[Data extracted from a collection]

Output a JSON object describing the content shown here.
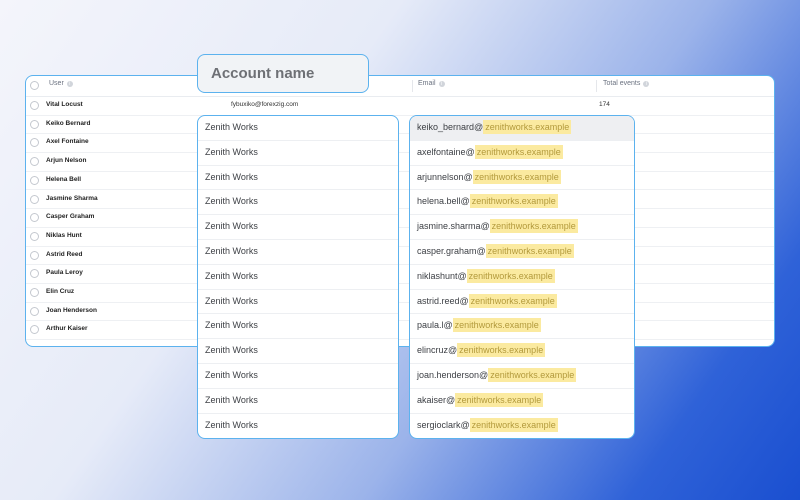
{
  "table": {
    "headers": {
      "user": "User",
      "email": "Email",
      "total_events": "Total events"
    },
    "rows": [
      {
        "user": "Vital Locust",
        "account_email": "fybuxiko@forexzig.com",
        "total_events": "174"
      },
      {
        "user": "Keiko Bernard"
      },
      {
        "user": "Axel Fontaine"
      },
      {
        "user": "Arjun Nelson"
      },
      {
        "user": "Helena Bell"
      },
      {
        "user": "Jasmine Sharma"
      },
      {
        "user": "Casper Graham"
      },
      {
        "user": "Niklas Hunt"
      },
      {
        "user": "Astrid Reed"
      },
      {
        "user": "Paula Leroy"
      },
      {
        "user": "Elin Cruz"
      },
      {
        "user": "Joan Henderson"
      },
      {
        "user": "Arthur Kaiser"
      }
    ]
  },
  "account_overlay": {
    "label": "Account name",
    "items": [
      "Zenith Works",
      "Zenith Works",
      "Zenith Works",
      "Zenith Works",
      "Zenith Works",
      "Zenith Works",
      "Zenith Works",
      "Zenith Works",
      "Zenith Works",
      "Zenith Works",
      "Zenith Works",
      "Zenith Works",
      "Zenith Works"
    ]
  },
  "email_overlay": {
    "items": [
      {
        "local": "keiko_bernard@",
        "domain": "zenithworks.example"
      },
      {
        "local": "axelfontaine@",
        "domain": "zenithworks.example"
      },
      {
        "local": "arjunnelson@",
        "domain": "zenithworks.example"
      },
      {
        "local": "helena.bell@",
        "domain": "zenithworks.example"
      },
      {
        "local": "jasmine.sharma@",
        "domain": "zenithworks.example"
      },
      {
        "local": "casper.graham@",
        "domain": "zenithworks.example"
      },
      {
        "local": "niklashunt@",
        "domain": "zenithworks.example"
      },
      {
        "local": "astrid.reed@",
        "domain": "zenithworks.example"
      },
      {
        "local": "paula.l@",
        "domain": "zenithworks.example"
      },
      {
        "local": "elincruz@",
        "domain": "zenithworks.example"
      },
      {
        "local": "joan.henderson@",
        "domain": "zenithworks.example"
      },
      {
        "local": "akaiser@",
        "domain": "zenithworks.example"
      },
      {
        "local": "sergioclark@",
        "domain": "zenithworks.example"
      }
    ]
  },
  "colors": {
    "accent_border": "#5cb2ee",
    "highlight": "#fbeaa0",
    "highlight_text": "#b39a3c"
  }
}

Task goal: Nothing but the pictures may be dropped; output the records above exactly.

Solution to the problem:
Output a JSON object describing the content shown here.
{
  "table": {
    "headers": {
      "user": "User",
      "email": "Email",
      "total_events": "Total events"
    },
    "rows": [
      {
        "user": "Vital Locust",
        "account_email": "fybuxiko@forexzig.com",
        "total_events": "174"
      },
      {
        "user": "Keiko Bernard"
      },
      {
        "user": "Axel Fontaine"
      },
      {
        "user": "Arjun Nelson"
      },
      {
        "user": "Helena Bell"
      },
      {
        "user": "Jasmine Sharma"
      },
      {
        "user": "Casper Graham"
      },
      {
        "user": "Niklas Hunt"
      },
      {
        "user": "Astrid Reed"
      },
      {
        "user": "Paula Leroy"
      },
      {
        "user": "Elin Cruz"
      },
      {
        "user": "Joan Henderson"
      },
      {
        "user": "Arthur Kaiser"
      }
    ]
  },
  "account_overlay": {
    "label": "Account name",
    "items": [
      "Zenith Works",
      "Zenith Works",
      "Zenith Works",
      "Zenith Works",
      "Zenith Works",
      "Zenith Works",
      "Zenith Works",
      "Zenith Works",
      "Zenith Works",
      "Zenith Works",
      "Zenith Works",
      "Zenith Works",
      "Zenith Works"
    ]
  },
  "email_overlay": {
    "items": [
      {
        "local": "keiko_bernard@",
        "domain": "zenithworks.example"
      },
      {
        "local": "axelfontaine@",
        "domain": "zenithworks.example"
      },
      {
        "local": "arjunnelson@",
        "domain": "zenithworks.example"
      },
      {
        "local": "helena.bell@",
        "domain": "zenithworks.example"
      },
      {
        "local": "jasmine.sharma@",
        "domain": "zenithworks.example"
      },
      {
        "local": "casper.graham@",
        "domain": "zenithworks.example"
      },
      {
        "local": "niklashunt@",
        "domain": "zenithworks.example"
      },
      {
        "local": "astrid.reed@",
        "domain": "zenithworks.example"
      },
      {
        "local": "paula.l@",
        "domain": "zenithworks.example"
      },
      {
        "local": "elincruz@",
        "domain": "zenithworks.example"
      },
      {
        "local": "joan.henderson@",
        "domain": "zenithworks.example"
      },
      {
        "local": "akaiser@",
        "domain": "zenithworks.example"
      },
      {
        "local": "sergioclark@",
        "domain": "zenithworks.example"
      }
    ]
  },
  "colors": {
    "accent_border": "#5cb2ee",
    "highlight": "#fbeaa0",
    "highlight_text": "#b39a3c"
  }
}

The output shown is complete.